=== Exercise inputs ===

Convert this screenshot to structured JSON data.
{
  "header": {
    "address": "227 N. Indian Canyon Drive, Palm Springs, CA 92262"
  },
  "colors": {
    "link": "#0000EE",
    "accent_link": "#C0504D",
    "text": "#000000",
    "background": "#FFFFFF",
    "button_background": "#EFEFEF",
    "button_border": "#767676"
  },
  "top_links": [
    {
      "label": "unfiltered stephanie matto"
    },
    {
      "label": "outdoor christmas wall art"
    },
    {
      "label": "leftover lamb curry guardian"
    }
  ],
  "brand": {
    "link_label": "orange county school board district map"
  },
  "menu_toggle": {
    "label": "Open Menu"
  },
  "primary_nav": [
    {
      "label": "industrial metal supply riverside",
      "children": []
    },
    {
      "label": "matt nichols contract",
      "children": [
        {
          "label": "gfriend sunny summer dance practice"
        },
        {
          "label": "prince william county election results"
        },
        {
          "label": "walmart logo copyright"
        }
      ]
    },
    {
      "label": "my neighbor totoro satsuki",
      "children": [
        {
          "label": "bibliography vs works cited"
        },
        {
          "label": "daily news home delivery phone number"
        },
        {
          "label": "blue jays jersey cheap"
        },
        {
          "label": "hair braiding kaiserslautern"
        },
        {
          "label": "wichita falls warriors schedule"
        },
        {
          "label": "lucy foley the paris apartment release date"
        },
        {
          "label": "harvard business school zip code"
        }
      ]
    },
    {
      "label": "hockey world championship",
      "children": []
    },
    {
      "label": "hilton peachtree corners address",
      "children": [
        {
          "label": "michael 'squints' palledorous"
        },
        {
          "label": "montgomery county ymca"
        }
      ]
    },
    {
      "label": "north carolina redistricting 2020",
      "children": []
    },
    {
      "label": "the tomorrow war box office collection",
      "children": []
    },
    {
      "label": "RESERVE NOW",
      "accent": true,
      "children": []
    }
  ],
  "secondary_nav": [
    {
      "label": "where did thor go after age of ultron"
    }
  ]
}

===

> [Work to be completed]
Search the listing above for the string "address". Copy every line that contains it.

> [Exercise result]
    "address": "227 N. Indian Canyon Drive, Palm Springs, CA 92262"
      "label": "hilton peachtree corners address",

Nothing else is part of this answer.